A run of records:
** BEGIN **

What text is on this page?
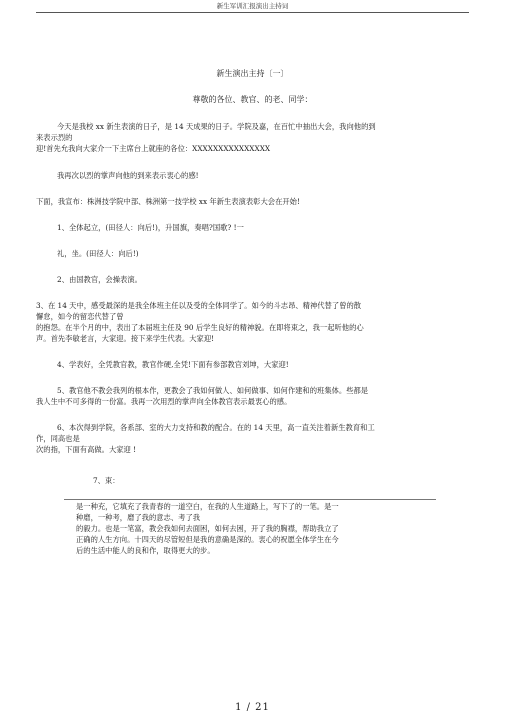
新生军训汇报演出主持词
新生演出主持〔一〕
尊敬的各位、教官、的老、同学：
今天是我校 xx 新生表演的日子，是 14 天成果的日子。学院及嘉，在百忙中抽出大会，我向他的到
来表示烈的
迎!首先允我向大家介一下主席台上就座的各位：XXXXXXXXXXXXXXX
我再次以烈的掌声向他的到来表示衷心的感!
下面，我宣布：株洲技学院中部、株洲第一技学校 xx 年新生表演表彰大会在开始!
1、全体起立，(田径人：向后!)，升国旗，奏唱?国歌? !一
礼，坐。(田径人：向后!)
2、由国教官，会操表演。
3、在 14 天中，感受最深的是我全体班主任以及受的全体同学了。如今的斗志昂、精神代替了曾的散
懈怠，如今的留恋代替了曾
的抱怨。在半个月的中，表出了本届班主任及 90 后学生良好的精神貌。在即将束之，我一起听他的心
声。首先李敏老言，大家迎。接下来学生代表。大家迎!
4、学表好，全凭教官教，教官作硬,全凭!下面有参部教官刘坤，大家迎!
5、教官他不教会我列的根本作，更教会了我如何做人、如何做事、如何作建和的班集体。些都是
我人生中不可多得的一份富。我再一次用烈的掌声向全体教官表示最衷心的感。
6、本次得到学院，各系部、室的大力支持和教的配合。在的 14 天里，高一直关注着新生教育和工
作，同高也是
次的指，下面有高做。大家迎 !
7、束：
是一种充，它填充了我青春的一道空白，在我的人生道路上，写下了的一笔。是一
种磨，一种考，磨了我的意志、考了我
的毅力。也是一笔富，教会我如何去面困，如何去困，开了我的胸襟，帮助我立了
正确的人生方向。十四天的尽管短但是我的意确是深的。衷心的祝愿全体学生在今
后的生活中能人的良和作，取得更大的步。
1 / 21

** END **

INSTRUCTION: Write out all the entries exactly, except for the pictures.

EXPECTED ANSWER:
What text is on this page?
新生军训汇报演出主持词
新生演出主持〔一〕
尊敬的各位、教官、的老、同学：
今天是我校 xx 新生表演的日子，是 14 天成果的日子。学院及嘉，在百忙中抽出大会，我向他的到
来表示烈的
迎!首先允我向大家介一下主席台上就座的各位：XXXXXXXXXXXXXXX
我再次以烈的掌声向他的到来表示衷心的感!
下面，我宣布：株洲技学院中部、株洲第一技学校 xx 年新生表演表彰大会在开始!
1、全体起立，(田径人：向后!)，升国旗，奏唱?国歌? !一
礼，坐。(田径人：向后!)
2、由国教官，会操表演。
3、在 14 天中，感受最深的是我全体班主任以及受的全体同学了。如今的斗志昂、精神代替了曾的散
懈怠，如今的留恋代替了曾
的抱怨。在半个月的中，表出了本届班主任及 90 后学生良好的精神貌。在即将束之，我一起听他的心
声。首先李敏老言，大家迎。接下来学生代表。大家迎!
4、学表好，全凭教官教，教官作硬,全凭!下面有参部教官刘坤，大家迎!
5、教官他不教会我列的根本作，更教会了我如何做人、如何做事、如何作建和的班集体。些都是
我人生中不可多得的一份富。我再一次用烈的掌声向全体教官表示最衷心的感。
6、本次得到学院，各系部、室的大力支持和教的配合。在的 14 天里，高一直关注着新生教育和工
作，同高也是
次的指，下面有高做。大家迎 !
7、束：
是一种充，它填充了我青春的一道空白，在我的人生道路上，写下了的一笔。是一
种磨，一种考，磨了我的意志、考了我
的毅力。也是一笔富，教会我如何去面困，如何去困，开了我的胸襟，帮助我立了
正确的人生方向。十四天的尽管短但是我的意确是深的。衷心的祝愿全体学生在今
后的生活中能人的良和作，取得更大的步。
1 / 21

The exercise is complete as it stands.